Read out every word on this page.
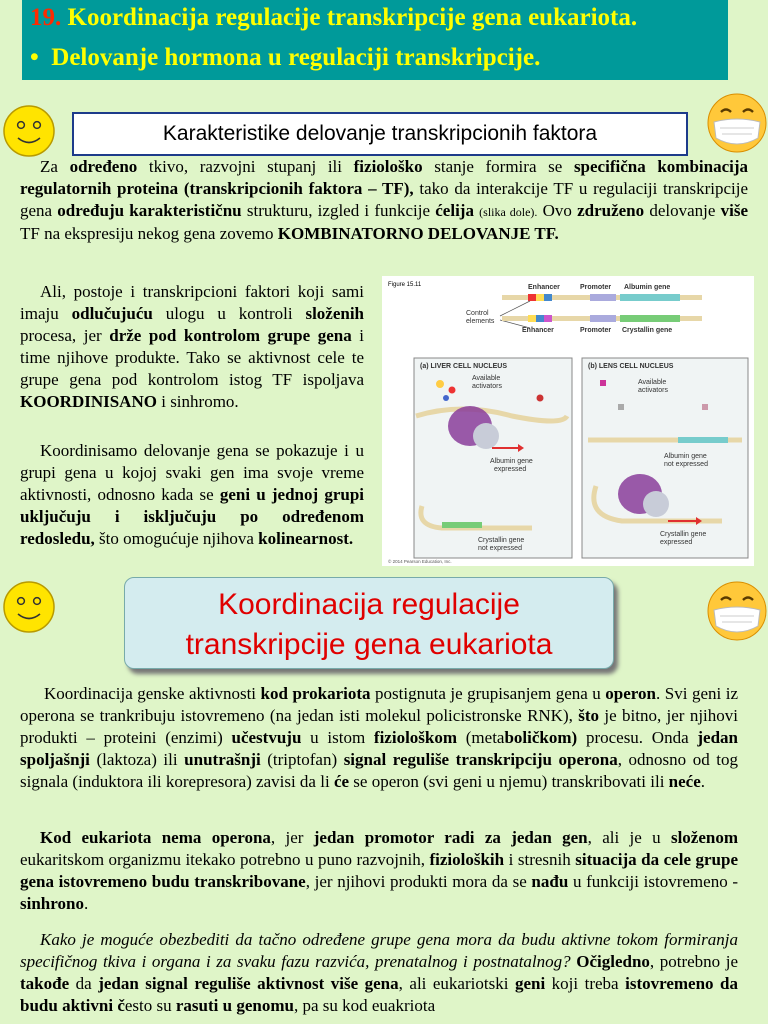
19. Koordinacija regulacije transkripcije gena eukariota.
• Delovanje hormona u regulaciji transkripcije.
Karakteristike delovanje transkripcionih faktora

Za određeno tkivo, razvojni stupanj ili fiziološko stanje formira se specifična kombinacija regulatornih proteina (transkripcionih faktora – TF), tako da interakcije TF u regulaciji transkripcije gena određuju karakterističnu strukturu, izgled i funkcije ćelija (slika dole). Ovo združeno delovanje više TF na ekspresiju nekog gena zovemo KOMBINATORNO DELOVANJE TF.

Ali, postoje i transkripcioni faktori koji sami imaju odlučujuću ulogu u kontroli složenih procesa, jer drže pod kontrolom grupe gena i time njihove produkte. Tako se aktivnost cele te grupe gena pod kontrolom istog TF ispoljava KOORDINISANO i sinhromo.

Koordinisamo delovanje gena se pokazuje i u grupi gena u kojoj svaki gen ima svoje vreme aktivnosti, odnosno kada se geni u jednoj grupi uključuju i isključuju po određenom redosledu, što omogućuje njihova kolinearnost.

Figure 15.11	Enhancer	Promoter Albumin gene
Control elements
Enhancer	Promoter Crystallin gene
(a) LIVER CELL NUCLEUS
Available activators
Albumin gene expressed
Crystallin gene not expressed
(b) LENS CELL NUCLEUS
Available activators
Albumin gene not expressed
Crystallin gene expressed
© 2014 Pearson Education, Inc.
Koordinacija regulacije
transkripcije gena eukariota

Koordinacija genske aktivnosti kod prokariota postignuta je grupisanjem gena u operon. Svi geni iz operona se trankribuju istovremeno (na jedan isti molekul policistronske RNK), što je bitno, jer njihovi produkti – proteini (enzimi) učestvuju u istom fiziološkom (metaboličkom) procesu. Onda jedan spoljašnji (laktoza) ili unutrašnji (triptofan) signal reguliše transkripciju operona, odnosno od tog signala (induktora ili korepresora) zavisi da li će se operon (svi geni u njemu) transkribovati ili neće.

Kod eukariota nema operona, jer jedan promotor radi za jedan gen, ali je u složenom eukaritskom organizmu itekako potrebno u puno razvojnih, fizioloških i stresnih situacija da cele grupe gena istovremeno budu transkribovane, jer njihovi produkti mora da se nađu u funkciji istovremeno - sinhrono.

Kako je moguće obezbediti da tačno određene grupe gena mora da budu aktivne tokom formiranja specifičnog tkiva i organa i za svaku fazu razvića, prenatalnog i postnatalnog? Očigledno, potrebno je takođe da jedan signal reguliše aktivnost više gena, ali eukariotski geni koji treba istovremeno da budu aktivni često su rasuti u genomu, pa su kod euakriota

= = = =

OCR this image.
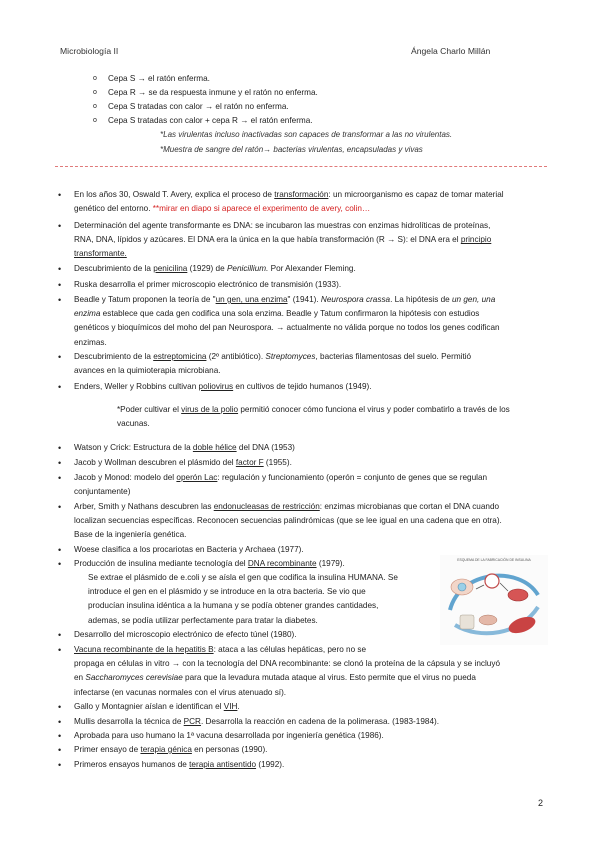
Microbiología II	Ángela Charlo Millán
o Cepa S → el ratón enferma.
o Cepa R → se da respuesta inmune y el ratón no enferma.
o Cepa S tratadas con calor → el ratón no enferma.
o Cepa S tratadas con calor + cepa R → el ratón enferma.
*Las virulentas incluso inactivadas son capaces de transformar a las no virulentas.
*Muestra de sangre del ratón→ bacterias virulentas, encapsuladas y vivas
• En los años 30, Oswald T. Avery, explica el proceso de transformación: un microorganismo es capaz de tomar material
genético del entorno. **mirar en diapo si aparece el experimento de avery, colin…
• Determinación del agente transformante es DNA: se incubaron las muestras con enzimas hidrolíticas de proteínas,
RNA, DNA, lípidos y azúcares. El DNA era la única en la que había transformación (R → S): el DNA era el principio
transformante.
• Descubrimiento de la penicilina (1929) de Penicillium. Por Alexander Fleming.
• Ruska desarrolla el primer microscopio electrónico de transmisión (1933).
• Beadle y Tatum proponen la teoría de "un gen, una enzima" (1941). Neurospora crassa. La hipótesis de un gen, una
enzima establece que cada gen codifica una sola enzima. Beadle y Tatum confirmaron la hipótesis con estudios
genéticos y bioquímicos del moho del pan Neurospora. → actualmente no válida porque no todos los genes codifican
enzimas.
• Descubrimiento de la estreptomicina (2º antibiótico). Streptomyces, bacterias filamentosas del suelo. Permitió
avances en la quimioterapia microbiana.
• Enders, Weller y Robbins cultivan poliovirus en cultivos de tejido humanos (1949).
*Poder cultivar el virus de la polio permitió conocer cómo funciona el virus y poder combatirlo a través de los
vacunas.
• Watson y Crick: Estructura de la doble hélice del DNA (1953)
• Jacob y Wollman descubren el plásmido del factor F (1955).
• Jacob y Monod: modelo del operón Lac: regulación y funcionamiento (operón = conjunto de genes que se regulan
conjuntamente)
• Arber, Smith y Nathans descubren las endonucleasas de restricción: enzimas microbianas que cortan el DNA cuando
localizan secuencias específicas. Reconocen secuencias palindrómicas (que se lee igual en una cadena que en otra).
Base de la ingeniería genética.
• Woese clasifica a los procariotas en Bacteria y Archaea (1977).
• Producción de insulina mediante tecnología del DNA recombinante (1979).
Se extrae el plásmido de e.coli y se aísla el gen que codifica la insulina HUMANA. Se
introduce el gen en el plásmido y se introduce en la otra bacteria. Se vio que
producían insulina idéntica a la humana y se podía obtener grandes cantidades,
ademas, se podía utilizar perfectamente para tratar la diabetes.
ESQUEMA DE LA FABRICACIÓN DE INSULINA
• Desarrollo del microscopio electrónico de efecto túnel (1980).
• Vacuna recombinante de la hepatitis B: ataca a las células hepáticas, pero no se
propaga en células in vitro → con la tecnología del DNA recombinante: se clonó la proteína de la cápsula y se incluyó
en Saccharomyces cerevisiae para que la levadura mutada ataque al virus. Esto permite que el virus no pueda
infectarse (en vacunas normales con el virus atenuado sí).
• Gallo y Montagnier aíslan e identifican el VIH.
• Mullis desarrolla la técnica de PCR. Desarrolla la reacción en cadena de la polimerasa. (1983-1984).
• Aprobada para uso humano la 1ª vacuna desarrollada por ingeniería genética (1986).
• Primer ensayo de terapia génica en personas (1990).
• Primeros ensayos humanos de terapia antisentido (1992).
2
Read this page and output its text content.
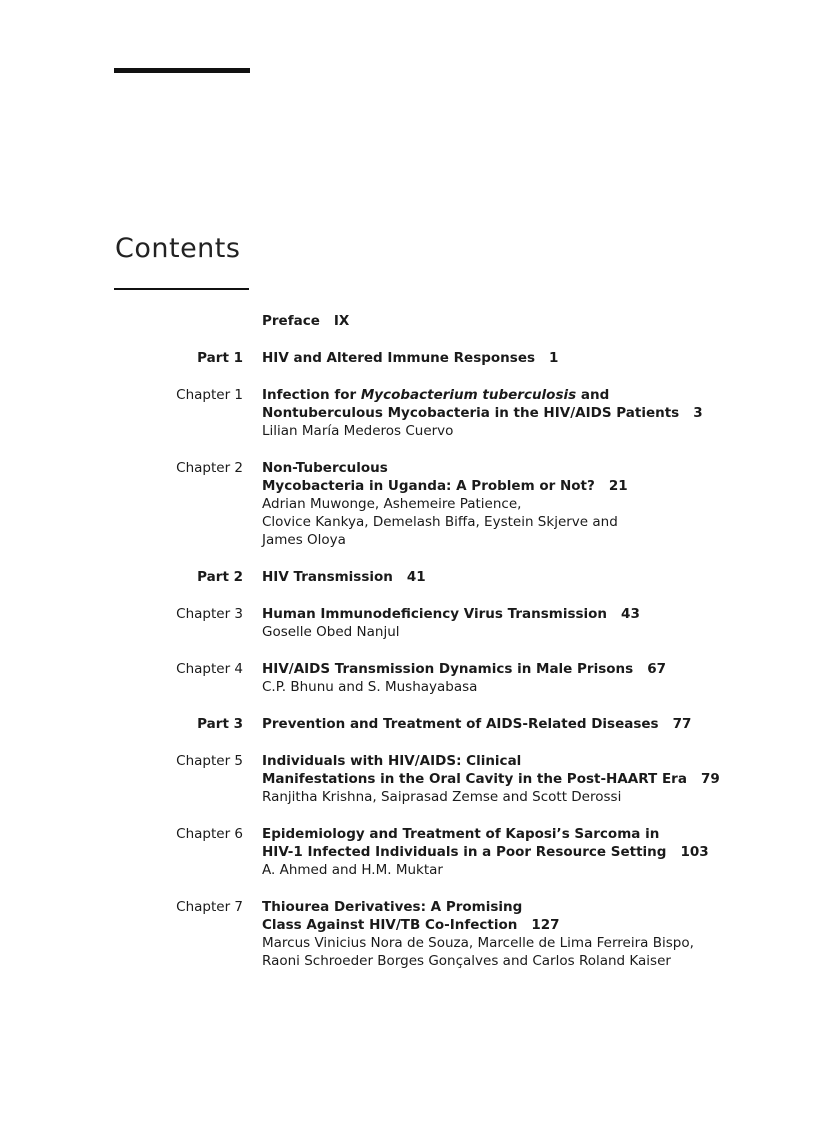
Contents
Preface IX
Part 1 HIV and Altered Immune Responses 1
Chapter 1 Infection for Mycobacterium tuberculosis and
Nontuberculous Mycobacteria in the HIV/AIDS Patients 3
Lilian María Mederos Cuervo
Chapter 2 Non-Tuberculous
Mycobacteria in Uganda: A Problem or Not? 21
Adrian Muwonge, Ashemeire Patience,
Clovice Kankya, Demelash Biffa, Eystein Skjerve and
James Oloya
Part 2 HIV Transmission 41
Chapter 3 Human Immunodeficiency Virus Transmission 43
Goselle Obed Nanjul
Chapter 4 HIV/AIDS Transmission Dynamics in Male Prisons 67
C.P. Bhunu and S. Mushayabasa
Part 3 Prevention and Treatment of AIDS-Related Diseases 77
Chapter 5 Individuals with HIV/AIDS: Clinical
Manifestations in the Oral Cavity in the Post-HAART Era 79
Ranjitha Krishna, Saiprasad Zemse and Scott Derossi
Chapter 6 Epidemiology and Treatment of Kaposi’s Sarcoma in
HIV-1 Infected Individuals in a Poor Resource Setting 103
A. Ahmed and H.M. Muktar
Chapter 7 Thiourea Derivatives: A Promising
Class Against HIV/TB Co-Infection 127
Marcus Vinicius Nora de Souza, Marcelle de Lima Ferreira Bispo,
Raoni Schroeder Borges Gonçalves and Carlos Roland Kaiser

= = = =

- Task requirements -
Locate the word "Part" in the records and collect each line it appears in.

- Worked solution -
Part 1 HIV and Altered Immune Responses 1
Part 2 HIV Transmission 41
Part 3 Prevention and Treatment of AIDS-Related Diseases 77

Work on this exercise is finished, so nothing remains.